OBJECTIVE:
Write out each entry again. Keep every word exactly as it is.

ENTRIES PROVIDED:
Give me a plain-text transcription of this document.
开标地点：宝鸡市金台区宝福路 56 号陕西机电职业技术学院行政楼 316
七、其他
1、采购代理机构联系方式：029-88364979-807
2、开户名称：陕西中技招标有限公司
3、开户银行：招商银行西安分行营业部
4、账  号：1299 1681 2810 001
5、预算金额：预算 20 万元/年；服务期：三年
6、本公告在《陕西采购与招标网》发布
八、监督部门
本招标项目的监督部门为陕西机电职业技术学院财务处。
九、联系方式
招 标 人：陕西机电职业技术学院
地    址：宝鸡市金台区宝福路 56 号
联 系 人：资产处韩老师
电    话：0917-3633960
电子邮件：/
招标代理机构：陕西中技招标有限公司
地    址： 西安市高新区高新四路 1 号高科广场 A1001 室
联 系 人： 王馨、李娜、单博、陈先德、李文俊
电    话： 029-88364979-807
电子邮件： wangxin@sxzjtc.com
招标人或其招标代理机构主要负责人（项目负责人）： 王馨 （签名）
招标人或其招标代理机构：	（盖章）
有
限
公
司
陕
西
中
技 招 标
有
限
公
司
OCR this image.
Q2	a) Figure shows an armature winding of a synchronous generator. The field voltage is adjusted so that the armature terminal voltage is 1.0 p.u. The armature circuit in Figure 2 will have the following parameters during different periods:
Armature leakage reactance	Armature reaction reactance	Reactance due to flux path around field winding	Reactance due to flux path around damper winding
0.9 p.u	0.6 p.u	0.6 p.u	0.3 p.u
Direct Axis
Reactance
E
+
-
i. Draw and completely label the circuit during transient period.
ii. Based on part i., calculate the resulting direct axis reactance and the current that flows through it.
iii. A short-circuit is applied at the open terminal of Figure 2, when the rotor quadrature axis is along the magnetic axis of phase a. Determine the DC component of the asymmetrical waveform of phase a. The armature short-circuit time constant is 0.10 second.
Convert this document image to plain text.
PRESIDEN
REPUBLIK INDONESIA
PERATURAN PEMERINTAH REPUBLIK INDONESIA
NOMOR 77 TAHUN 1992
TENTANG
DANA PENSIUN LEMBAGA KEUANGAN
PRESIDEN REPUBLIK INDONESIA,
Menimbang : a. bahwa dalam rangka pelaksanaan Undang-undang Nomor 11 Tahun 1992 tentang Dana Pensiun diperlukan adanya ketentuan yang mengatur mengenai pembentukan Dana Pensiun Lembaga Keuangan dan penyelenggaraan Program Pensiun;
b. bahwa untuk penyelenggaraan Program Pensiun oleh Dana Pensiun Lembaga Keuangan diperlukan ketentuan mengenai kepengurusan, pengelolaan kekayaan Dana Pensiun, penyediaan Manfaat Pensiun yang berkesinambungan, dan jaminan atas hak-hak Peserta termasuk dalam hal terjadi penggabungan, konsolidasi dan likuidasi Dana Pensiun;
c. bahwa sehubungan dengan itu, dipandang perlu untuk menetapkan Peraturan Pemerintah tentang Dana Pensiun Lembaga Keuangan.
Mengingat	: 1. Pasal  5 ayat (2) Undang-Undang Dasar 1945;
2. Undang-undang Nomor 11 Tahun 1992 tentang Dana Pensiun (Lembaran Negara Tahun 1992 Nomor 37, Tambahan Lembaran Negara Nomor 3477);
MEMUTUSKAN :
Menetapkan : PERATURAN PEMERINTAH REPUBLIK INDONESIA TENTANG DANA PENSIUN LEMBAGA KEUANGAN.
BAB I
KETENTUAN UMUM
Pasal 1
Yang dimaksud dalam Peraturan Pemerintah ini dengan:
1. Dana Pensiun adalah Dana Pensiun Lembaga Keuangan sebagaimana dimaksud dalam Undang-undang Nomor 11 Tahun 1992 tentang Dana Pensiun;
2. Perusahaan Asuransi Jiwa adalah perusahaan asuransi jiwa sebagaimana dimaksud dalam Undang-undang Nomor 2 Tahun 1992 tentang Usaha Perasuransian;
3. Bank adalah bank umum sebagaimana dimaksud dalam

EXERCISE SOLUTION:
Give me a plain-text transcription of this document.
开标地点：宝鸡市金台区宝福路 56 号陕西机电职业技术学院行政楼 316
七、其他
1、采购代理机构联系方式：029-88364979-807
2、开户名称：陕西中技招标有限公司
3、开户银行：招商银行西安分行营业部
4、账  号：1299 1681 2810 001
5、预算金额：预算 20 万元/年；服务期：三年
6、本公告在《陕西采购与招标网》发布
八、监督部门
本招标项目的监督部门为陕西机电职业技术学院财务处。
九、联系方式
招 标 人：陕西机电职业技术学院
地    址：宝鸡市金台区宝福路 56 号
联 系 人：资产处韩老师
电    话：0917-3633960
电子邮件：/
招标代理机构：陕西中技招标有限公司
地    址： 西安市高新区高新四路 1 号高科广场 A1001 室
联 系 人： 王馨、李娜、单博、陈先德、李文俊
电    话： 029-88364979-807
电子邮件： wangxin@sxzjtc.com
招标人或其招标代理机构主要负责人（项目负责人）： 王馨 （签名）
招标人或其招标代理机构：	（盖章）
有
限
公
司
陕
西
中
技 招 标
有
限
公
司
OCR this image.
Q2	a) Figure shows an armature winding of a synchronous generator. The field voltage is adjusted so that the armature terminal voltage is 1.0 p.u. The armature circuit in Figure 2 will have the following parameters during different periods:
Armature leakage reactance	Armature reaction reactance	Reactance due to flux path around field winding	Reactance due to flux path around damper winding
0.9 p.u	0.6 p.u	0.6 p.u	0.3 p.u
Direct Axis
Reactance
E
+
-
i. Draw and completely label the circuit during transient period.
ii. Based on part i., calculate the resulting direct axis reactance and the current that flows through it.
iii. A short-circuit is applied at the open terminal of Figure 2, when the rotor quadrature axis is along the magnetic axis of phase a. Determine the DC component of the asymmetrical waveform of phase a. The armature short-circuit time constant is 0.10 second.
Convert this document image to plain text.
PRESIDEN
REPUBLIK INDONESIA
PERATURAN PEMERINTAH REPUBLIK INDONESIA
NOMOR 77 TAHUN 1992
TENTANG
DANA PENSIUN LEMBAGA KEUANGAN
PRESIDEN REPUBLIK INDONESIA,
Menimbang : a. bahwa dalam rangka pelaksanaan Undang-undang Nomor 11 Tahun 1992 tentang Dana Pensiun diperlukan adanya ketentuan yang mengatur mengenai pembentukan Dana Pensiun Lembaga Keuangan dan penyelenggaraan Program Pensiun;
b. bahwa untuk penyelenggaraan Program Pensiun oleh Dana Pensiun Lembaga Keuangan diperlukan ketentuan mengenai kepengurusan, pengelolaan kekayaan Dana Pensiun, penyediaan Manfaat Pensiun yang berkesinambungan, dan jaminan atas hak-hak Peserta termasuk dalam hal terjadi penggabungan, konsolidasi dan likuidasi Dana Pensiun;
c. bahwa sehubungan dengan itu, dipandang perlu untuk menetapkan Peraturan Pemerintah tentang Dana Pensiun Lembaga Keuangan.
Mengingat	: 1. Pasal  5 ayat (2) Undang-Undang Dasar 1945;
2. Undang-undang Nomor 11 Tahun 1992 tentang Dana Pensiun (Lembaran Negara Tahun 1992 Nomor 37, Tambahan Lembaran Negara Nomor 3477);
MEMUTUSKAN :
Menetapkan : PERATURAN PEMERINTAH REPUBLIK INDONESIA TENTANG DANA PENSIUN LEMBAGA KEUANGAN.
BAB I
KETENTUAN UMUM
Pasal 1
Yang dimaksud dalam Peraturan Pemerintah ini dengan:
1. Dana Pensiun adalah Dana Pensiun Lembaga Keuangan sebagaimana dimaksud dalam Undang-undang Nomor 11 Tahun 1992 tentang Dana Pensiun;
2. Perusahaan Asuransi Jiwa adalah perusahaan asuransi jiwa sebagaimana dimaksud dalam Undang-undang Nomor 2 Tahun 1992 tentang Usaha Perasuransian;
3. Bank adalah bank umum sebagaimana dimaksud dalam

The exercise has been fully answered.